Exercise goal: The listing below is the input. Say how many of its lines contain "duration", giving the number alone.

Dataset records
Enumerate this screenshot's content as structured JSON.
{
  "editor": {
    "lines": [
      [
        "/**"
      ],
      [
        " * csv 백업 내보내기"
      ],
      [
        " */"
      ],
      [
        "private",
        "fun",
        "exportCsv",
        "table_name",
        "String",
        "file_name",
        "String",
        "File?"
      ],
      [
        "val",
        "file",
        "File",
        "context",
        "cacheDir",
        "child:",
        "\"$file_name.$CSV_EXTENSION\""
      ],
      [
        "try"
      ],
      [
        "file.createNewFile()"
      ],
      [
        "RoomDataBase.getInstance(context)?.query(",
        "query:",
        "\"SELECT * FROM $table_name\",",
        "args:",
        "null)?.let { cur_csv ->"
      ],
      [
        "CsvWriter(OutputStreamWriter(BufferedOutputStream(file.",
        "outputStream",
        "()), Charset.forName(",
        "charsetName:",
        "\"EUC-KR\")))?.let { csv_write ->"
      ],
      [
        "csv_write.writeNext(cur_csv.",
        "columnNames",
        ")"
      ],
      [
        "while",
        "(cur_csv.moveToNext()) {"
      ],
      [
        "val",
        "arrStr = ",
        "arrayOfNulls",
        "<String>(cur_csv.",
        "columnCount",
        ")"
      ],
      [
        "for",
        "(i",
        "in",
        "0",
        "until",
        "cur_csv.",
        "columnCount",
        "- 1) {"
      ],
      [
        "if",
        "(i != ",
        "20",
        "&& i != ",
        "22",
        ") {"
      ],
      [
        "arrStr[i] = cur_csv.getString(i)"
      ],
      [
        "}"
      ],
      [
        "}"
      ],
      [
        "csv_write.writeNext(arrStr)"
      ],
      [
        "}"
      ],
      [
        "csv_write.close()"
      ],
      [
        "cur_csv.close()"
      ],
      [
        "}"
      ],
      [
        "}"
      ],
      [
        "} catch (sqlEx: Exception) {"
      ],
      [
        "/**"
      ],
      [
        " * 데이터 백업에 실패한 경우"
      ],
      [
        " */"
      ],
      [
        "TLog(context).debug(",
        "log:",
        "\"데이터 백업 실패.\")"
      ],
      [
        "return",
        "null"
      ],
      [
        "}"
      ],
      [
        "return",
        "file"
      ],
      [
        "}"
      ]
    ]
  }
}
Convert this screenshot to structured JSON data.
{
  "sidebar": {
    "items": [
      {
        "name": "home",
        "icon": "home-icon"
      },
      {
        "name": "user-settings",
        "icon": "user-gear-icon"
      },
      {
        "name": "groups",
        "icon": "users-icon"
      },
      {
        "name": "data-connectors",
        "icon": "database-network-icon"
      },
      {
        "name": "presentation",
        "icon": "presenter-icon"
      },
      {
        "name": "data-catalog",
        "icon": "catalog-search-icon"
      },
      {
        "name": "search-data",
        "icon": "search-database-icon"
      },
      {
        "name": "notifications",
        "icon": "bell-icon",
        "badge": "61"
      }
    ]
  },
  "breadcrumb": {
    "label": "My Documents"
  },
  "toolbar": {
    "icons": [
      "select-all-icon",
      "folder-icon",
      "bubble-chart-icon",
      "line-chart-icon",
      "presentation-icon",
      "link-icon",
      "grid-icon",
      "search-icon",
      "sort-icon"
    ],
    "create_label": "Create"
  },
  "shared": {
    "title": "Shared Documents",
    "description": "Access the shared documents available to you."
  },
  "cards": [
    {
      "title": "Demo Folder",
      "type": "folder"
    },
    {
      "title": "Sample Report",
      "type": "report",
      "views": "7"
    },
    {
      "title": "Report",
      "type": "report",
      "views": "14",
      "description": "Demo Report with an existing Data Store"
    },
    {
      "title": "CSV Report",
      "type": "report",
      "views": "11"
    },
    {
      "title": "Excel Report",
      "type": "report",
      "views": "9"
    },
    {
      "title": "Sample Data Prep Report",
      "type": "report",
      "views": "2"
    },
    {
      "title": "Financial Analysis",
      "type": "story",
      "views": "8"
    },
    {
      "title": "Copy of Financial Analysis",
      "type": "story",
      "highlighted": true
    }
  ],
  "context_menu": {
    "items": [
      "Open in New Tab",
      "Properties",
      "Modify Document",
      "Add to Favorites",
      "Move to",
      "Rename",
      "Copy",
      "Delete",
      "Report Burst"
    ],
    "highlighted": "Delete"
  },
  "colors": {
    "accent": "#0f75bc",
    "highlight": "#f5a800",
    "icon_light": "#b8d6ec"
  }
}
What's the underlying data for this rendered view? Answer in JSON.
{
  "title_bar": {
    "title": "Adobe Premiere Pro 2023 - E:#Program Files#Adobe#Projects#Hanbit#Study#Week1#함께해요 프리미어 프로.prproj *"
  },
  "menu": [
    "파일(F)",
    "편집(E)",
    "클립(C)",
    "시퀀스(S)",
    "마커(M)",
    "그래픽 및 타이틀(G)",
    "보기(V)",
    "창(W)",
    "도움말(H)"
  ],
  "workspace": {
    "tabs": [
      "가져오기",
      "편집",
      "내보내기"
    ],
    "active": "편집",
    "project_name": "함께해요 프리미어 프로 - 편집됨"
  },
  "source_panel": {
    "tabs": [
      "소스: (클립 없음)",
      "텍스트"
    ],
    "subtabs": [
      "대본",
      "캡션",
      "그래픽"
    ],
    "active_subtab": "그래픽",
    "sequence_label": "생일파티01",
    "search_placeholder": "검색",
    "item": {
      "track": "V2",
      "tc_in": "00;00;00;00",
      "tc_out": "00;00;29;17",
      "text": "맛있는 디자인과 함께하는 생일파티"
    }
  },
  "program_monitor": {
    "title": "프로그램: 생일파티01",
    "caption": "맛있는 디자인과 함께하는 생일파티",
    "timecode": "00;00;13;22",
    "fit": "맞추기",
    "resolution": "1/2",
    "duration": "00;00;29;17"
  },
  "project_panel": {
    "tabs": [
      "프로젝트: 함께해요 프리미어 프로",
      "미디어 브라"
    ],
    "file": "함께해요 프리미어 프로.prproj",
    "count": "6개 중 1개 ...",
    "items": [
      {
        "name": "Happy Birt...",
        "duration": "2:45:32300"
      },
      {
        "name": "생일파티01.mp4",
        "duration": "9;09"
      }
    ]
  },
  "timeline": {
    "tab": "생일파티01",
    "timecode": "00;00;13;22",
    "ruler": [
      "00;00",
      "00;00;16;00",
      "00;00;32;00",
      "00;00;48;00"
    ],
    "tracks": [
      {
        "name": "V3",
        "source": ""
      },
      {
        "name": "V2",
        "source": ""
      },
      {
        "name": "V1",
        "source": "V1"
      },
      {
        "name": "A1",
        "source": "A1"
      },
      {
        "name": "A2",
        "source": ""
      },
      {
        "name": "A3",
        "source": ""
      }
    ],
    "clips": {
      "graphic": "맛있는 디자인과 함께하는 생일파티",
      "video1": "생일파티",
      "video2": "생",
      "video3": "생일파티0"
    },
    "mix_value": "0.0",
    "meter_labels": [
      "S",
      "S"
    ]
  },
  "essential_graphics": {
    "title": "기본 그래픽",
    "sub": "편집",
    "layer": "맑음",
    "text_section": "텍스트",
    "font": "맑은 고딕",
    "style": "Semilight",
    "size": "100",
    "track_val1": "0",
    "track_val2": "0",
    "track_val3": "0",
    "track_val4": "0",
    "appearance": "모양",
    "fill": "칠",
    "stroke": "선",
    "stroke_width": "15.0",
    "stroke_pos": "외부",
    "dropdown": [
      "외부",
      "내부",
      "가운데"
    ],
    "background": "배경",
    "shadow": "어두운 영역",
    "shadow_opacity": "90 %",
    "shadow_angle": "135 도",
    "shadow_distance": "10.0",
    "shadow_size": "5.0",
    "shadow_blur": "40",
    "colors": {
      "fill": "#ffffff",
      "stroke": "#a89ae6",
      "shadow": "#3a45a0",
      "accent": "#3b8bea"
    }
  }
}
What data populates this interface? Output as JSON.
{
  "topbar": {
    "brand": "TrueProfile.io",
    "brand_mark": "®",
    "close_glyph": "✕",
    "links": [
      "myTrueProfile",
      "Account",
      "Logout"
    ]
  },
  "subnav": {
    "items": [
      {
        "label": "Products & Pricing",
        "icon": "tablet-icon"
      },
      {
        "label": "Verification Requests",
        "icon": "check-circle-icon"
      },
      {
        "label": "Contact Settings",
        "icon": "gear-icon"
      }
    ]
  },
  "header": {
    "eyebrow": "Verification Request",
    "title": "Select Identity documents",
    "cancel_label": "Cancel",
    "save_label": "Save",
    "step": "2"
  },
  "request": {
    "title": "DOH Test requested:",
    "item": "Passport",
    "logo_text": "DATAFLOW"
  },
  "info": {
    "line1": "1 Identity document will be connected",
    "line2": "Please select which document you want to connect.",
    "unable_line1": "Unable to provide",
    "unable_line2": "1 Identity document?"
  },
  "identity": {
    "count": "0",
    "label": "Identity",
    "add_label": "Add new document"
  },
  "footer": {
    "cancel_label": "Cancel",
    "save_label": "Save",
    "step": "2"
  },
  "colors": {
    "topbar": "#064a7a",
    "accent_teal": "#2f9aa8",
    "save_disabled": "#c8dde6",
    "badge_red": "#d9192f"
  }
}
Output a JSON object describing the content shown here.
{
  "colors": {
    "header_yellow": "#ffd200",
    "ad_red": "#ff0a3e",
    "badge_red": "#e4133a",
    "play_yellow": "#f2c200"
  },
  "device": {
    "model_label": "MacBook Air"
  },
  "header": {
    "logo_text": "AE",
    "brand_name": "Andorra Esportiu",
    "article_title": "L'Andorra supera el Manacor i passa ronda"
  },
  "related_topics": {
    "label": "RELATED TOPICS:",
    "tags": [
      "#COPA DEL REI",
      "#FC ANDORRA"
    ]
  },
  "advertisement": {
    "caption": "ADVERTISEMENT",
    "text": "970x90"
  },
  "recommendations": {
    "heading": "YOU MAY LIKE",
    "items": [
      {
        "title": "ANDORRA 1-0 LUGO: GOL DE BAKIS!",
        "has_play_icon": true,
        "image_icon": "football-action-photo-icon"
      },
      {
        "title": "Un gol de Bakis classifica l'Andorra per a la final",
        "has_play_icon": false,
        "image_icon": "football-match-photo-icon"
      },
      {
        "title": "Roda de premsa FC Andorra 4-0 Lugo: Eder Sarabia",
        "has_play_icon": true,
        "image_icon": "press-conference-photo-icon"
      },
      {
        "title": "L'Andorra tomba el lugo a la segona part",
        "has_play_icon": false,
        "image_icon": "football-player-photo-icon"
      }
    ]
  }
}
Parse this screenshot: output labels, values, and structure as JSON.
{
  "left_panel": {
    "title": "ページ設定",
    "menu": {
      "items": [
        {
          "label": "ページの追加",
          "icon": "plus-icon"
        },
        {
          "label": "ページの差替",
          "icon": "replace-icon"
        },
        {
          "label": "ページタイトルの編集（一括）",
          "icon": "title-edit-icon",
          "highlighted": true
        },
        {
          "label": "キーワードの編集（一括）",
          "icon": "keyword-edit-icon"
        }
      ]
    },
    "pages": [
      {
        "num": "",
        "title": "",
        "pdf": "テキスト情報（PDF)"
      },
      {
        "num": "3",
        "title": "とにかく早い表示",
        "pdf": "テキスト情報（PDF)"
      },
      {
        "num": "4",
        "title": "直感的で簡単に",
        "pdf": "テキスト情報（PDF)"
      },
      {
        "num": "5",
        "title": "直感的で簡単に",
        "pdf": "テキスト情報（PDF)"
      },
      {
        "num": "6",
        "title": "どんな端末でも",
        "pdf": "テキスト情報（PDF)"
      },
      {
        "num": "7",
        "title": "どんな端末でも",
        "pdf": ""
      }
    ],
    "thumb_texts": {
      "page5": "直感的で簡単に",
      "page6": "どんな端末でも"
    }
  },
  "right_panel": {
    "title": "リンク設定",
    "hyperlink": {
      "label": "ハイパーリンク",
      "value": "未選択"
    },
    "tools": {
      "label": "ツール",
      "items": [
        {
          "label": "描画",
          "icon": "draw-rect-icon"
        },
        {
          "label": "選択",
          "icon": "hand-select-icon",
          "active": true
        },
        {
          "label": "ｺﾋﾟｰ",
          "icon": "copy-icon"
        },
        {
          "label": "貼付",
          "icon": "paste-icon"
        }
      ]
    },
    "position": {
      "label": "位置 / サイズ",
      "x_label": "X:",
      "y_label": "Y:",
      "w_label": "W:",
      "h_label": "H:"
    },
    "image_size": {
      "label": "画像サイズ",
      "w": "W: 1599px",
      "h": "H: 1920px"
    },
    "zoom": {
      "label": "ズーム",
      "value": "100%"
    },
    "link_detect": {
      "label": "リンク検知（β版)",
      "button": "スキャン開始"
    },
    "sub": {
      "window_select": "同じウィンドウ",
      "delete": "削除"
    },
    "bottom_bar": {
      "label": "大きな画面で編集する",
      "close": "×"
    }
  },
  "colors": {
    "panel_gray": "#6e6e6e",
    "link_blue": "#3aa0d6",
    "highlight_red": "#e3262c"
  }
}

Completed exercise: 3